DATA SUPPLIED:
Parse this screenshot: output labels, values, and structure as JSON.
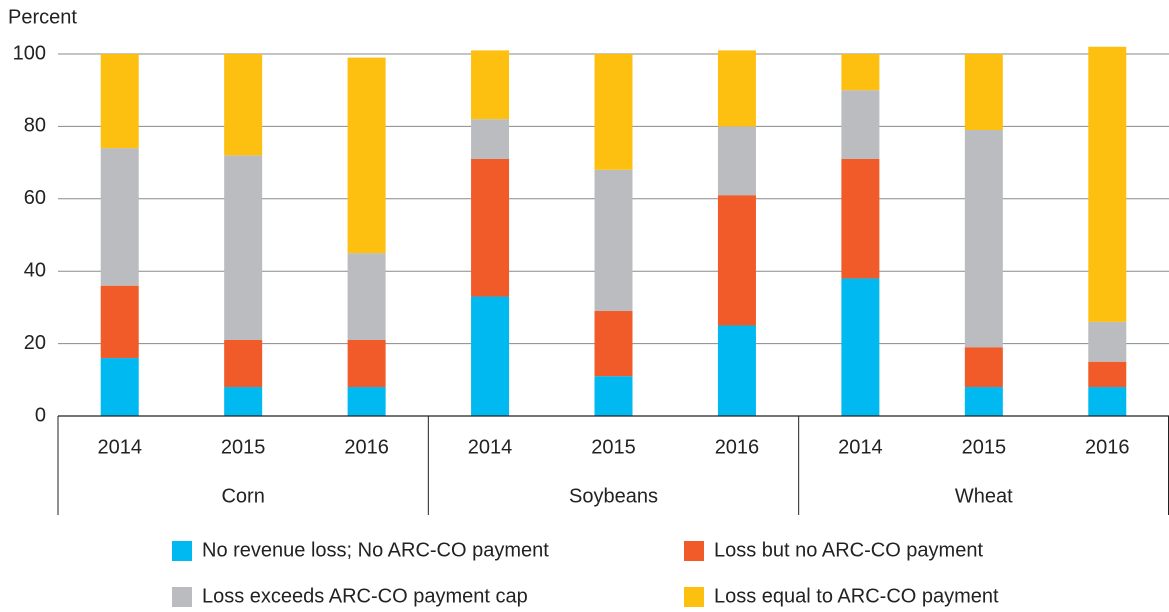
{
  "chart_data": {
    "type": "stacked-bar",
    "y_label": "Percent",
    "categories": [
      "2014",
      "2015",
      "2016",
      "2014",
      "2015",
      "2016",
      "2014",
      "2015",
      "2016"
    ],
    "groups": [
      "Corn",
      "Soybeans",
      "Wheat"
    ],
    "series": [
      {
        "name": "No revenue loss; No ARC-CO payment",
        "color": "#00b9f1",
        "values": [
          16,
          8,
          8,
          33,
          11,
          25,
          38,
          8,
          8
        ]
      },
      {
        "name": "Loss but no ARC-CO payment",
        "color": "#f15a29",
        "values": [
          20,
          13,
          13,
          38,
          18,
          36,
          33,
          11,
          7
        ]
      },
      {
        "name": "Loss exceeds ARC-CO payment cap",
        "color": "#bbbcbf",
        "values": [
          38,
          51,
          24,
          11,
          39,
          19,
          19,
          60,
          11
        ]
      },
      {
        "name": "Loss equal to ARC-CO payment",
        "color": "#fdc010",
        "values": [
          26,
          28,
          54,
          19,
          32,
          21,
          10,
          21,
          76
        ]
      }
    ],
    "ylim": [
      0,
      100
    ],
    "yticks": [
      0,
      20,
      40,
      60,
      80,
      100
    ],
    "grid": true
  }
}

AIM OF THE EXERCISE: Identify all lines in the records above with the word "color".

FINAL RESULT:
        "color": "#00b9f1",
        "color": "#f15a29",
        "color": "#bbbcbf",
        "color": "#fdc010",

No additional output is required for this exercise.